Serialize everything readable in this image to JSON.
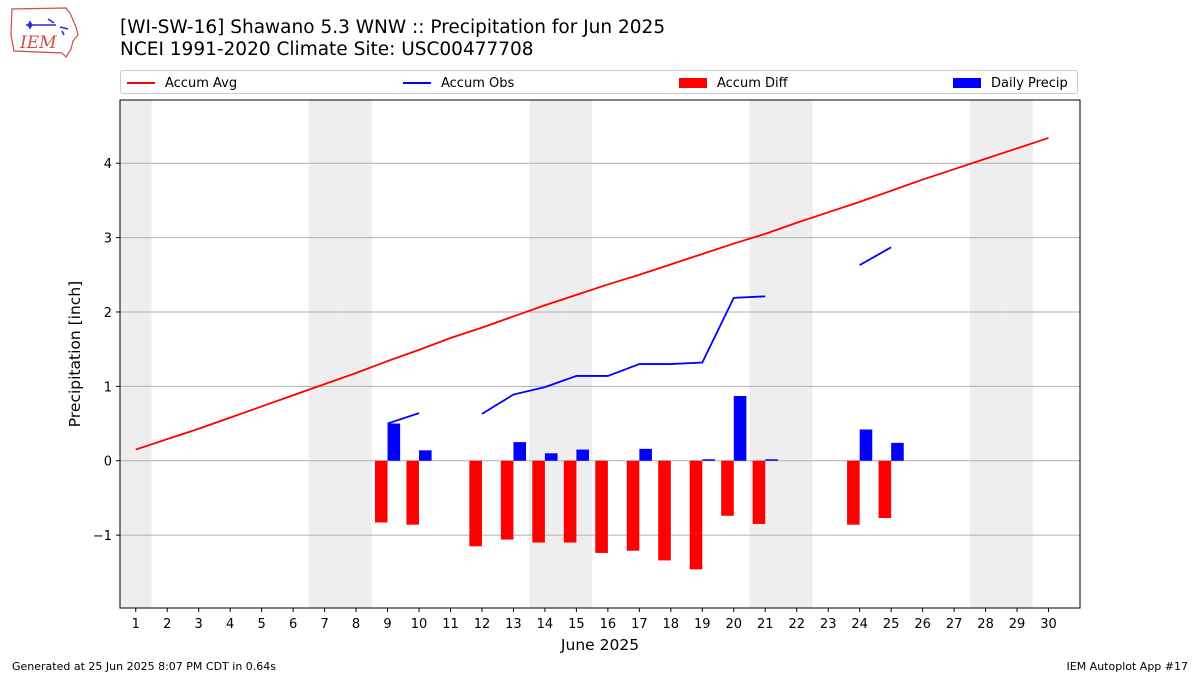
{
  "header": {
    "title_line1": "[WI-SW-16] Shawano 5.3 WNW :: Precipitation for Jun 2025",
    "title_line2": "NCEI 1991-2020 Climate Site: USC00477708",
    "logo_text": "IEM"
  },
  "footer": {
    "left": "Generated at 25 Jun 2025 8:07 PM CDT in 0.64s",
    "right": "IEM Autoplot App #17"
  },
  "colors": {
    "accum_avg": "#ff0000",
    "accum_obs": "#0000ff",
    "accum_diff": "#ff0000",
    "daily_precip": "#0000ff",
    "weekend_shade": "#eeeeee",
    "grid": "#b0b0b0"
  },
  "chart_data": {
    "type": "bar",
    "xlabel": "June 2025",
    "ylabel": "Precipitation [inch]",
    "xlim": [
      0.5,
      31
    ],
    "ylim": [
      -1.98,
      4.85
    ],
    "x_ticks": [
      1,
      2,
      3,
      4,
      5,
      6,
      7,
      8,
      9,
      10,
      11,
      12,
      13,
      14,
      15,
      16,
      17,
      18,
      19,
      20,
      21,
      22,
      23,
      24,
      25,
      26,
      27,
      28,
      29,
      30
    ],
    "y_ticks": [
      -1,
      0,
      1,
      2,
      3,
      4
    ],
    "y_tick_labels": [
      "−1",
      "0",
      "1",
      "2",
      "3",
      "4"
    ],
    "grid": "horizontal",
    "legend_position": "top",
    "weekend_days": [
      1,
      7,
      8,
      14,
      15,
      21,
      22,
      28,
      29
    ],
    "series": [
      {
        "name": "Accum Avg",
        "type": "line",
        "x": [
          1,
          2,
          3,
          4,
          5,
          6,
          7,
          8,
          9,
          10,
          11,
          12,
          13,
          14,
          15,
          16,
          17,
          18,
          19,
          20,
          21,
          22,
          23,
          24,
          25,
          26,
          27,
          28,
          29,
          30
        ],
        "values": [
          0.15,
          0.29,
          0.43,
          0.58,
          0.73,
          0.88,
          1.03,
          1.18,
          1.34,
          1.49,
          1.65,
          1.79,
          1.94,
          2.09,
          2.23,
          2.37,
          2.5,
          2.64,
          2.78,
          2.92,
          3.05,
          3.2,
          3.34,
          3.48,
          3.63,
          3.78,
          3.92,
          4.06,
          4.2,
          4.34
        ]
      },
      {
        "name": "Accum Obs",
        "type": "line",
        "x": [
          9,
          10,
          11,
          12,
          13,
          14,
          15,
          16,
          17,
          18,
          19,
          20,
          21,
          22,
          23,
          24,
          25
        ],
        "values": [
          0.5,
          0.64,
          null,
          0.63,
          0.89,
          0.99,
          1.14,
          1.14,
          1.3,
          1.3,
          1.32,
          2.19,
          2.21,
          null,
          null,
          2.63,
          2.87
        ]
      },
      {
        "name": "Accum Diff",
        "type": "bar",
        "x": [
          9,
          10,
          12,
          13,
          14,
          15,
          16,
          17,
          18,
          19,
          20,
          21,
          24,
          25
        ],
        "values": [
          -0.83,
          -0.86,
          -1.15,
          -1.06,
          -1.1,
          -1.1,
          -1.24,
          -1.21,
          -1.34,
          -1.46,
          -0.74,
          -0.85,
          -0.86,
          -0.77
        ]
      },
      {
        "name": "Daily Precip",
        "type": "bar",
        "x": [
          9,
          10,
          13,
          14,
          15,
          17,
          19,
          20,
          21,
          24,
          25
        ],
        "values": [
          0.5,
          0.14,
          0.25,
          0.1,
          0.15,
          0.16,
          0.02,
          0.87,
          0.02,
          0.42,
          0.24
        ]
      }
    ]
  }
}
________________________________________
▶ [Exercise brief]
Transcribe all the lines above exactly, apart from the pictures.

▶ [Finished answer]
Serialize everything readable in this image to JSON.
{
  "header": {
    "title_line1": "[WI-SW-16] Shawano 5.3 WNW :: Precipitation for Jun 2025",
    "title_line2": "NCEI 1991-2020 Climate Site: USC00477708",
    "logo_text": "IEM"
  },
  "footer": {
    "left": "Generated at 25 Jun 2025 8:07 PM CDT in 0.64s",
    "right": "IEM Autoplot App #17"
  },
  "colors": {
    "accum_avg": "#ff0000",
    "accum_obs": "#0000ff",
    "accum_diff": "#ff0000",
    "daily_precip": "#0000ff",
    "weekend_shade": "#eeeeee",
    "grid": "#b0b0b0"
  },
  "chart_data": {
    "type": "bar",
    "xlabel": "June 2025",
    "ylabel": "Precipitation [inch]",
    "xlim": [
      0.5,
      31
    ],
    "ylim": [
      -1.98,
      4.85
    ],
    "x_ticks": [
      1,
      2,
      3,
      4,
      5,
      6,
      7,
      8,
      9,
      10,
      11,
      12,
      13,
      14,
      15,
      16,
      17,
      18,
      19,
      20,
      21,
      22,
      23,
      24,
      25,
      26,
      27,
      28,
      29,
      30
    ],
    "y_ticks": [
      -1,
      0,
      1,
      2,
      3,
      4
    ],
    "y_tick_labels": [
      "−1",
      "0",
      "1",
      "2",
      "3",
      "4"
    ],
    "grid": "horizontal",
    "legend_position": "top",
    "weekend_days": [
      1,
      7,
      8,
      14,
      15,
      21,
      22,
      28,
      29
    ],
    "series": [
      {
        "name": "Accum Avg",
        "type": "line",
        "x": [
          1,
          2,
          3,
          4,
          5,
          6,
          7,
          8,
          9,
          10,
          11,
          12,
          13,
          14,
          15,
          16,
          17,
          18,
          19,
          20,
          21,
          22,
          23,
          24,
          25,
          26,
          27,
          28,
          29,
          30
        ],
        "values": [
          0.15,
          0.29,
          0.43,
          0.58,
          0.73,
          0.88,
          1.03,
          1.18,
          1.34,
          1.49,
          1.65,
          1.79,
          1.94,
          2.09,
          2.23,
          2.37,
          2.5,
          2.64,
          2.78,
          2.92,
          3.05,
          3.2,
          3.34,
          3.48,
          3.63,
          3.78,
          3.92,
          4.06,
          4.2,
          4.34
        ]
      },
      {
        "name": "Accum Obs",
        "type": "line",
        "x": [
          9,
          10,
          11,
          12,
          13,
          14,
          15,
          16,
          17,
          18,
          19,
          20,
          21,
          22,
          23,
          24,
          25
        ],
        "values": [
          0.5,
          0.64,
          null,
          0.63,
          0.89,
          0.99,
          1.14,
          1.14,
          1.3,
          1.3,
          1.32,
          2.19,
          2.21,
          null,
          null,
          2.63,
          2.87
        ]
      },
      {
        "name": "Accum Diff",
        "type": "bar",
        "x": [
          9,
          10,
          12,
          13,
          14,
          15,
          16,
          17,
          18,
          19,
          20,
          21,
          24,
          25
        ],
        "values": [
          -0.83,
          -0.86,
          -1.15,
          -1.06,
          -1.1,
          -1.1,
          -1.24,
          -1.21,
          -1.34,
          -1.46,
          -0.74,
          -0.85,
          -0.86,
          -0.77
        ]
      },
      {
        "name": "Daily Precip",
        "type": "bar",
        "x": [
          9,
          10,
          13,
          14,
          15,
          17,
          19,
          20,
          21,
          24,
          25
        ],
        "values": [
          0.5,
          0.14,
          0.25,
          0.1,
          0.15,
          0.16,
          0.02,
          0.87,
          0.02,
          0.42,
          0.24
        ]
      }
    ]
  }
}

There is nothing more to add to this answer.